**Short task**
Reproduce every entry exactly and leave its pictures out.

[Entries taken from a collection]
----

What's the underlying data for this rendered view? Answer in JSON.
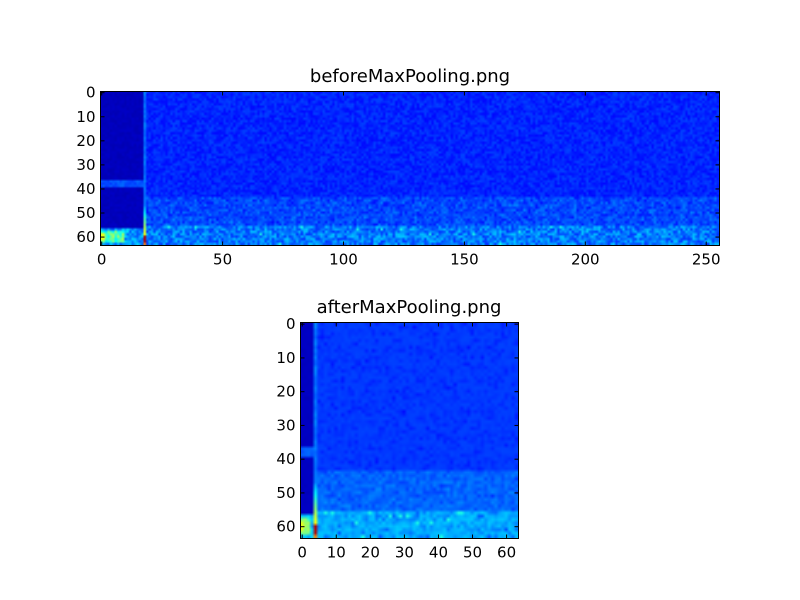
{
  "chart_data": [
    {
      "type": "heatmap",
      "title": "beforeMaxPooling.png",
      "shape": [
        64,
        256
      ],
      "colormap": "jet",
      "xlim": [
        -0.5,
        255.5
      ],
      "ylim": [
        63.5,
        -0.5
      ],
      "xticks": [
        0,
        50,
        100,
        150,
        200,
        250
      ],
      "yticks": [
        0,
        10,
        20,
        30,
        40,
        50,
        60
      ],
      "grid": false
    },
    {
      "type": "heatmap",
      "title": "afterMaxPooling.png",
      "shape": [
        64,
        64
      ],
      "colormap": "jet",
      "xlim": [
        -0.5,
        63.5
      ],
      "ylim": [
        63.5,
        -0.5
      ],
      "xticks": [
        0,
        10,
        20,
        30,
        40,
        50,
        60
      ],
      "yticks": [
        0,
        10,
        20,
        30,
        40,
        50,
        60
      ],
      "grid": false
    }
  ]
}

----

**Answer to the task**
What's the underlying data for this rendered view? Answer in JSON.
{
  "chart_data": [
    {
      "type": "heatmap",
      "title": "beforeMaxPooling.png",
      "shape": [
        64,
        256
      ],
      "colormap": "jet",
      "xlim": [
        -0.5,
        255.5
      ],
      "ylim": [
        63.5,
        -0.5
      ],
      "xticks": [
        0,
        50,
        100,
        150,
        200,
        250
      ],
      "yticks": [
        0,
        10,
        20,
        30,
        40,
        50,
        60
      ],
      "grid": false
    },
    {
      "type": "heatmap",
      "title": "afterMaxPooling.png",
      "shape": [
        64,
        64
      ],
      "colormap": "jet",
      "xlim": [
        -0.5,
        63.5
      ],
      "ylim": [
        63.5,
        -0.5
      ],
      "xticks": [
        0,
        10,
        20,
        30,
        40,
        50,
        60
      ],
      "yticks": [
        0,
        10,
        20,
        30,
        40,
        50,
        60
      ],
      "grid": false
    }
  ]
}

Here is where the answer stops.